[Dataset entries]

------

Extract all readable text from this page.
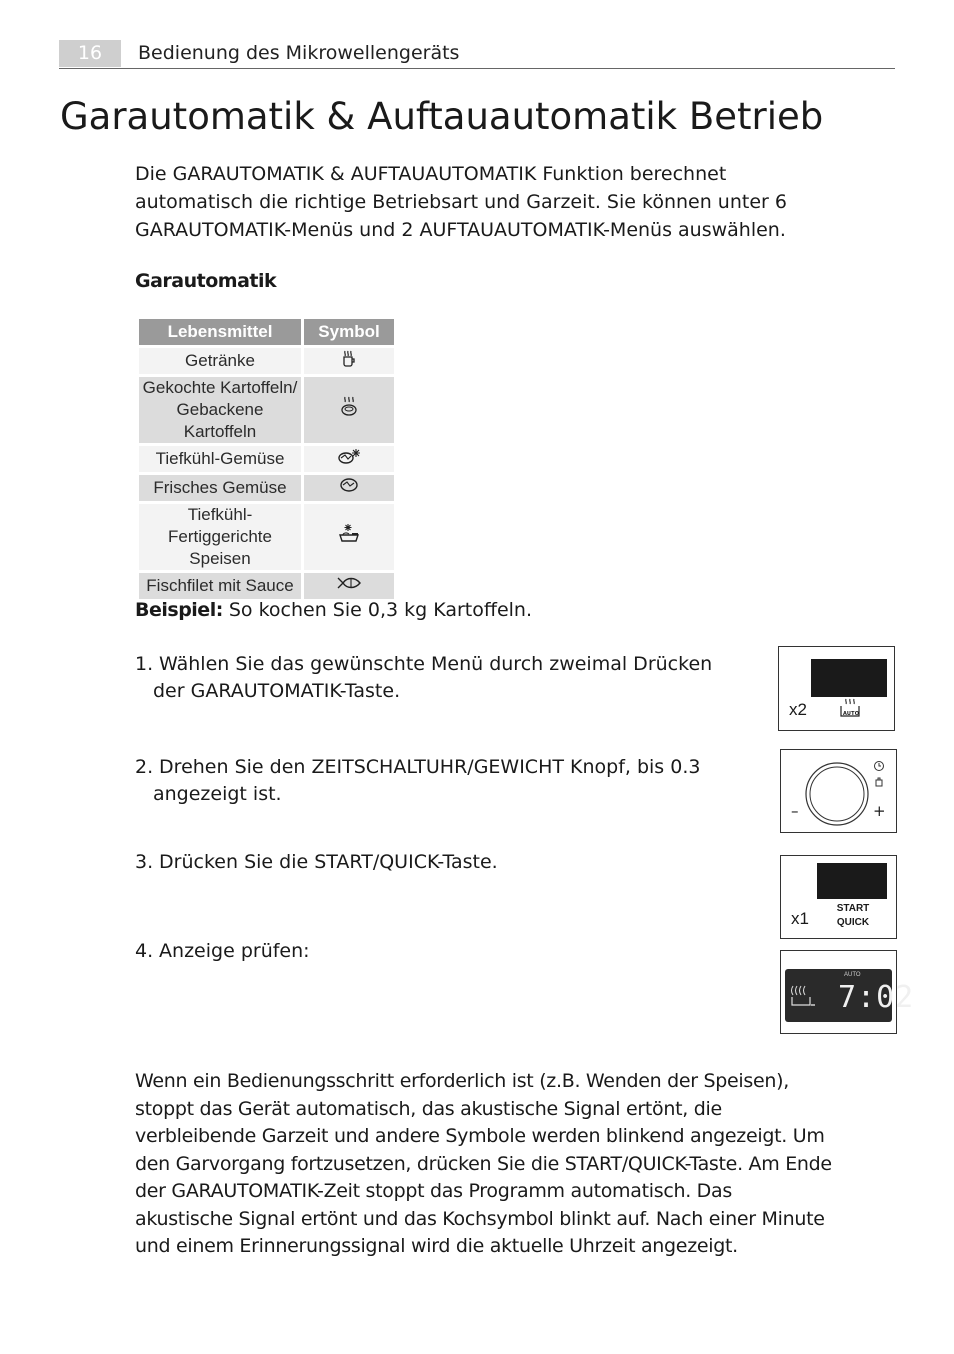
16	Bedienung des Mikrowellengeräts
Garautomatik & Auftauautomatik Betrieb
Die GARAUTOMATIK & AUFTAUAUTOMATIK Funktion berechnet automatisch die richtige Betriebsart und Garzeit. Sie können unter 6 GARAUTOMATIK-Menüs und 2 AUFTAUAUTOMATIK-Menüs auswählen.
Garautomatik
Lebensmittel	Symbol
Getränke	
Gekochte Kartoffeln/
Gebackene Kartoffeln	
Tiefkühl-Gemüse	
Frisches Gemüse	
Tiefkühl-
Fertiggerichte Speisen	
Fischfilet mit Sauce	
Beispiel: So kochen Sie 0,3 kg Kartoffeln.
1. Wählen Sie das gewünschte Menü durch zweimal Drücken
der GARAUTOMATIK-Taste.
2. Drehen Sie den ZEITSCHALTUHR/GEWICHT Knopf, bis 0.3
angezeigt ist.
3. Drücken Sie die START/QUICK-Taste.
4. Anzeige prüfen:
x2	AUTO
–	+
x1
START
QUICK
AUTO
7:02
Wenn ein Bedienungsschritt erforderlich ist (z.B. Wenden der Speisen), stoppt das Gerät automatisch, das akustische Signal ertönt, die verbleibende Garzeit und andere Symbole werden blinkend angezeigt. Um den Garvorgang fortzusetzen, drücken Sie die START/QUICK-Taste. Am Ende der GARAUTOMATIK-Zeit stoppt das Programm automatisch. Das akustische Signal ertönt und das Kochsymbol blinkt auf. Nach einer Minute und einem Erinnerungssignal wird die aktuelle Uhrzeit angezeigt.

------

**Problem requirements:**
Reproduce every line from the entries that holds the word "Kartoffeln".

**Task response:**
Gekochte Kartoffeln/
Gebackene Kartoffeln	
Beispiel: So kochen Sie 0,3 kg Kartoffeln.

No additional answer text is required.